> **Records to process**
# # # # #

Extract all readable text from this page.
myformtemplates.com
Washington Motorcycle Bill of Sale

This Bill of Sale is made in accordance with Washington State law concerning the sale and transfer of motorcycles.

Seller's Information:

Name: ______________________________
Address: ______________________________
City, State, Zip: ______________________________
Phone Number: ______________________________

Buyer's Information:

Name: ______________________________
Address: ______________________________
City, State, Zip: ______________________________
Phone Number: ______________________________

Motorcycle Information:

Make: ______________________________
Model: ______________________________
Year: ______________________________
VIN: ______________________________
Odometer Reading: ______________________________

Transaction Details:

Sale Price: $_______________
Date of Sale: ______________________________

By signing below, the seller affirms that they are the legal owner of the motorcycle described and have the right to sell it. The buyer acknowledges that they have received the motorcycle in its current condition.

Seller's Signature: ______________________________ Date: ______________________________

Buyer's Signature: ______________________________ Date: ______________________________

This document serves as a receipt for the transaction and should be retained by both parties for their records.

# # # # #

> **Goal of the exercise**
Return every record, word for word.

> **Exercise response**
Extract all readable text from this page.
myformtemplates.com
Washington Motorcycle Bill of Sale

This Bill of Sale is made in accordance with Washington State law concerning the sale and transfer of motorcycles.

Seller's Information:

Name: ______________________________
Address: ______________________________
City, State, Zip: ______________________________
Phone Number: ______________________________

Buyer's Information:

Name: ______________________________
Address: ______________________________
City, State, Zip: ______________________________
Phone Number: ______________________________

Motorcycle Information:

Make: ______________________________
Model: ______________________________
Year: ______________________________
VIN: ______________________________
Odometer Reading: ______________________________

Transaction Details:

Sale Price: $_______________
Date of Sale: ______________________________

By signing below, the seller affirms that they are the legal owner of the motorcycle described and have the right to sell it. The buyer acknowledges that they have received the motorcycle in its current condition.

Seller's Signature: ______________________________ Date: ______________________________

Buyer's Signature: ______________________________ Date: ______________________________

This document serves as a receipt for the transaction and should be retained by both parties for their records.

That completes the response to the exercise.